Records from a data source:
┏━━

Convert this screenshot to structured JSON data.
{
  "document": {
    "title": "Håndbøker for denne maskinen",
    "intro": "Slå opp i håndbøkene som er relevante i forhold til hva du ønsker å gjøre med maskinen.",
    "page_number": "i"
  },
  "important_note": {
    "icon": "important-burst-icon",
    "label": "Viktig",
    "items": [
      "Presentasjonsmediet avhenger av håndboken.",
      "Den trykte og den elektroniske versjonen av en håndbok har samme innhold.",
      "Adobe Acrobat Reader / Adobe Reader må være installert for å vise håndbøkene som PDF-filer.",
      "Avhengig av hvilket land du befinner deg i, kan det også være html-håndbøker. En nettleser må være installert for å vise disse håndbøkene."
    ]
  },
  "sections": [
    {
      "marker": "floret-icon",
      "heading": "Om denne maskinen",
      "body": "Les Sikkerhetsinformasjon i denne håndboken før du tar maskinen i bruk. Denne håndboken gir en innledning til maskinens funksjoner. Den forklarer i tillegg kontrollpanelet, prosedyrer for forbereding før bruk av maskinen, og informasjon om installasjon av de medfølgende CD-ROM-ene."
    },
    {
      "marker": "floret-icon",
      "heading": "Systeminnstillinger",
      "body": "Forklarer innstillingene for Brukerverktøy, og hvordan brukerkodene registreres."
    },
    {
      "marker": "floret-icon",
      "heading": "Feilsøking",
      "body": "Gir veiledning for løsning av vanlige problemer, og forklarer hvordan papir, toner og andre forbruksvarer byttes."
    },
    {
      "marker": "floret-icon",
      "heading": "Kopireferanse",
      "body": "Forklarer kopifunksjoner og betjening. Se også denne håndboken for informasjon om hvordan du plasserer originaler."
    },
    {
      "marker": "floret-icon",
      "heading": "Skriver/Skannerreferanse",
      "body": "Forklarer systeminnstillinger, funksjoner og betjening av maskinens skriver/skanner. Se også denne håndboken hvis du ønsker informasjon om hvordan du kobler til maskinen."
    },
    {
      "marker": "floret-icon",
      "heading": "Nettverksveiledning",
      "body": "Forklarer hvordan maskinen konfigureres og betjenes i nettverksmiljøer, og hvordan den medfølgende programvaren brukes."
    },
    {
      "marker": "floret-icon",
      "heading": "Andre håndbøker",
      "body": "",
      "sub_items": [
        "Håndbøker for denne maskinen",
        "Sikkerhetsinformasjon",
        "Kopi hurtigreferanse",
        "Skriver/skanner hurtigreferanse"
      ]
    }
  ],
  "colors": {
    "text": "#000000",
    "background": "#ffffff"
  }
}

┗━━

What to produce: In full and verbatim, repeat the records given above.

Completed task:
Convert this screenshot to structured JSON data.
{
  "document": {
    "title": "Håndbøker for denne maskinen",
    "intro": "Slå opp i håndbøkene som er relevante i forhold til hva du ønsker å gjøre med maskinen.",
    "page_number": "i"
  },
  "important_note": {
    "icon": "important-burst-icon",
    "label": "Viktig",
    "items": [
      "Presentasjonsmediet avhenger av håndboken.",
      "Den trykte og den elektroniske versjonen av en håndbok har samme innhold.",
      "Adobe Acrobat Reader / Adobe Reader må være installert for å vise håndbøkene som PDF-filer.",
      "Avhengig av hvilket land du befinner deg i, kan det også være html-håndbøker. En nettleser må være installert for å vise disse håndbøkene."
    ]
  },
  "sections": [
    {
      "marker": "floret-icon",
      "heading": "Om denne maskinen",
      "body": "Les Sikkerhetsinformasjon i denne håndboken før du tar maskinen i bruk. Denne håndboken gir en innledning til maskinens funksjoner. Den forklarer i tillegg kontrollpanelet, prosedyrer for forbereding før bruk av maskinen, og informasjon om installasjon av de medfølgende CD-ROM-ene."
    },
    {
      "marker": "floret-icon",
      "heading": "Systeminnstillinger",
      "body": "Forklarer innstillingene for Brukerverktøy, og hvordan brukerkodene registreres."
    },
    {
      "marker": "floret-icon",
      "heading": "Feilsøking",
      "body": "Gir veiledning for løsning av vanlige problemer, og forklarer hvordan papir, toner og andre forbruksvarer byttes."
    },
    {
      "marker": "floret-icon",
      "heading": "Kopireferanse",
      "body": "Forklarer kopifunksjoner og betjening. Se også denne håndboken for informasjon om hvordan du plasserer originaler."
    },
    {
      "marker": "floret-icon",
      "heading": "Skriver/Skannerreferanse",
      "body": "Forklarer systeminnstillinger, funksjoner og betjening av maskinens skriver/skanner. Se også denne håndboken hvis du ønsker informasjon om hvordan du kobler til maskinen."
    },
    {
      "marker": "floret-icon",
      "heading": "Nettverksveiledning",
      "body": "Forklarer hvordan maskinen konfigureres og betjenes i nettverksmiljøer, og hvordan den medfølgende programvaren brukes."
    },
    {
      "marker": "floret-icon",
      "heading": "Andre håndbøker",
      "body": "",
      "sub_items": [
        "Håndbøker for denne maskinen",
        "Sikkerhetsinformasjon",
        "Kopi hurtigreferanse",
        "Skriver/skanner hurtigreferanse"
      ]
    }
  ],
  "colors": {
    "text": "#000000",
    "background": "#ffffff"
  }
}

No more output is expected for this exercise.